▶ Recorded data:
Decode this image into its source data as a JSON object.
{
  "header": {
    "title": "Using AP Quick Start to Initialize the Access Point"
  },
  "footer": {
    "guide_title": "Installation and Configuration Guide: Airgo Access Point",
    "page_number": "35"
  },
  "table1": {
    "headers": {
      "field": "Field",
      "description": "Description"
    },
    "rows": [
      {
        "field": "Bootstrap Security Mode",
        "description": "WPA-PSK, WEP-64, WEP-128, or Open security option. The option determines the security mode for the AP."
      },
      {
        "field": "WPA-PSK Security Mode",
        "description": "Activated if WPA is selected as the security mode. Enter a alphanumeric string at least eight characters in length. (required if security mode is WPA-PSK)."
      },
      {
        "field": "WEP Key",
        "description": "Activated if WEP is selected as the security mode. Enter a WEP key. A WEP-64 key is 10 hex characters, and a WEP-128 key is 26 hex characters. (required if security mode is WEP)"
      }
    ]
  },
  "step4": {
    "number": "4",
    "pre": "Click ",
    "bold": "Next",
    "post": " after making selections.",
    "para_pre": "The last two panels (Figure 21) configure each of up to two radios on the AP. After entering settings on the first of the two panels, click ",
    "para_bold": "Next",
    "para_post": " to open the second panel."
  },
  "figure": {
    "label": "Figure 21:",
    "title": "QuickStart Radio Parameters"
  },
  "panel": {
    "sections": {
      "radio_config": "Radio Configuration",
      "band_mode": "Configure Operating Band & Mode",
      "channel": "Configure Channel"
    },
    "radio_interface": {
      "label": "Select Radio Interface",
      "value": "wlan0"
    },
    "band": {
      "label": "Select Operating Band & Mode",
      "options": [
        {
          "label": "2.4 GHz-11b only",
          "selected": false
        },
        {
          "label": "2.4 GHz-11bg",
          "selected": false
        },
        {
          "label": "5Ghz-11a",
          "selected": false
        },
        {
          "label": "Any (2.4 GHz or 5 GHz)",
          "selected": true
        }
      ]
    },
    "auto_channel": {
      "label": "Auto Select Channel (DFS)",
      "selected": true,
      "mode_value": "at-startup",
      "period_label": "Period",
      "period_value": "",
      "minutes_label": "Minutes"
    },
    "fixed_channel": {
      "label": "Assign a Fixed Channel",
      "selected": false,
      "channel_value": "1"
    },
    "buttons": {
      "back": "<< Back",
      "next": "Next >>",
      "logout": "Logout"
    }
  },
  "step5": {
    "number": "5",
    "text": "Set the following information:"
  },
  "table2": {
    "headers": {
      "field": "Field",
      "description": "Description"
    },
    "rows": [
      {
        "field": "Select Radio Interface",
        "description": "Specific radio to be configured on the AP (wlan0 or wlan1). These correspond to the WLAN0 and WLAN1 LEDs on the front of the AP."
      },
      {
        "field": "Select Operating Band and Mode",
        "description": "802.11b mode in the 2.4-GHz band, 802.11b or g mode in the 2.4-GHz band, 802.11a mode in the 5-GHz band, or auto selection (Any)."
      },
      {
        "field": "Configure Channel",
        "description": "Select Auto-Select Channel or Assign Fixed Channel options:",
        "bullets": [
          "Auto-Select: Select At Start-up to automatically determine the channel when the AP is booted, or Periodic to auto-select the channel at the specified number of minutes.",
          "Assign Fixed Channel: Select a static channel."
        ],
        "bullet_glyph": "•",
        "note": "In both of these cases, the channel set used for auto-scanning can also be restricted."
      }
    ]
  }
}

▶ Task directions:
Count how many lines above include the word "Assign" and answer with that figure only.

▶ Expected answer:
3